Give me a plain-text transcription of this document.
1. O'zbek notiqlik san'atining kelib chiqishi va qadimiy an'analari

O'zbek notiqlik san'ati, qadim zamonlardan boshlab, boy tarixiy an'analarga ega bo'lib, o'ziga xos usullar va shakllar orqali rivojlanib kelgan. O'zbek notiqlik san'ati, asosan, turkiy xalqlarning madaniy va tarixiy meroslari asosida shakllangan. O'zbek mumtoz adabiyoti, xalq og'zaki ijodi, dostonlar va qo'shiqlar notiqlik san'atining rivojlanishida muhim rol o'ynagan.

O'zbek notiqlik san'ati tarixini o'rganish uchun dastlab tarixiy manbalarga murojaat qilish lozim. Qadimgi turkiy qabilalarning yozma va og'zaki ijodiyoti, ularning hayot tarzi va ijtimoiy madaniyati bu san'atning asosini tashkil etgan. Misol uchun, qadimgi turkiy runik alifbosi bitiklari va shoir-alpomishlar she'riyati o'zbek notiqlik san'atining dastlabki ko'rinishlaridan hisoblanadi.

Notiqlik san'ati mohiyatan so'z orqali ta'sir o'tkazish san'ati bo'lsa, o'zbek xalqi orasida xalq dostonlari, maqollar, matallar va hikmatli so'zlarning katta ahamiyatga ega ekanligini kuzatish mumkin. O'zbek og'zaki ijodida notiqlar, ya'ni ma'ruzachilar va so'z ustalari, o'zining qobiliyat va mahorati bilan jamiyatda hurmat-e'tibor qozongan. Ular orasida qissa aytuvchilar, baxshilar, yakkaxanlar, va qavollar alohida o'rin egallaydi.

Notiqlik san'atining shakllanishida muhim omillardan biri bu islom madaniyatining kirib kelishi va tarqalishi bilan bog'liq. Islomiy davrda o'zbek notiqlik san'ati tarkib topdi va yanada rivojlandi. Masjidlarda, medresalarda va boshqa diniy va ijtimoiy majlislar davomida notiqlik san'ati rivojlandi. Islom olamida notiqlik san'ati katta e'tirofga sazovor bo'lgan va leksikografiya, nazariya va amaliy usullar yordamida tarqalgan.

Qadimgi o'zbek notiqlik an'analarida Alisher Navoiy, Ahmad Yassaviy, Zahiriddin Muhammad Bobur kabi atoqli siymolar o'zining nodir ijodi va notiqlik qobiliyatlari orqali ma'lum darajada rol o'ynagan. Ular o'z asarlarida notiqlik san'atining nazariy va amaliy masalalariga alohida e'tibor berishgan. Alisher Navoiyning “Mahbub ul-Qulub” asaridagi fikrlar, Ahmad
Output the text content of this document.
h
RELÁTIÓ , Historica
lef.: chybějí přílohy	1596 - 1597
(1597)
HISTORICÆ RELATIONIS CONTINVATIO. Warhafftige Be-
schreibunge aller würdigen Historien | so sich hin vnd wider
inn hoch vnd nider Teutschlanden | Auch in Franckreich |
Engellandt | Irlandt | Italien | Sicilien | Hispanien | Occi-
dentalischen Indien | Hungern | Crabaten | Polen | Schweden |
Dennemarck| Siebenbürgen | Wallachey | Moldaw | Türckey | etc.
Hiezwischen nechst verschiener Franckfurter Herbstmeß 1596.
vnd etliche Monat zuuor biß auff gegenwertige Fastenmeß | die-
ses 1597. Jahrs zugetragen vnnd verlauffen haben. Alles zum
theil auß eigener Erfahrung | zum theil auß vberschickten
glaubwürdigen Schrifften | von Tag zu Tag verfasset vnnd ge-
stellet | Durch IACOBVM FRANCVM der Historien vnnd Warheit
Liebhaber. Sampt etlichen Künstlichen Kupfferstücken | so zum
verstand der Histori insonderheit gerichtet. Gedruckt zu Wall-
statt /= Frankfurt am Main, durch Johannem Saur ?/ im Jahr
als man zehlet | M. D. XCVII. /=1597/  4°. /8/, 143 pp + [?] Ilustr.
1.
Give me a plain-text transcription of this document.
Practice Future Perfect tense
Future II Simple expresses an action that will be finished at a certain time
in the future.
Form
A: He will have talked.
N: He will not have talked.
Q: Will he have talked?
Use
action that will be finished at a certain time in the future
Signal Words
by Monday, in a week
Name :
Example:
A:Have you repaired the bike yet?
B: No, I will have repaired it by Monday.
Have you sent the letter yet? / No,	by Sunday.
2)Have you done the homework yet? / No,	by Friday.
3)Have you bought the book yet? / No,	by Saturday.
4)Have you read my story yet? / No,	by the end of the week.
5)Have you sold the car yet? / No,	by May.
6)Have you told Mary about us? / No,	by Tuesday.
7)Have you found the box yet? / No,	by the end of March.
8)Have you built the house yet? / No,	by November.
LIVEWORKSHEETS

## Task requirements
Return solely the number of lines in the data that include the word "muhim".

## Response
2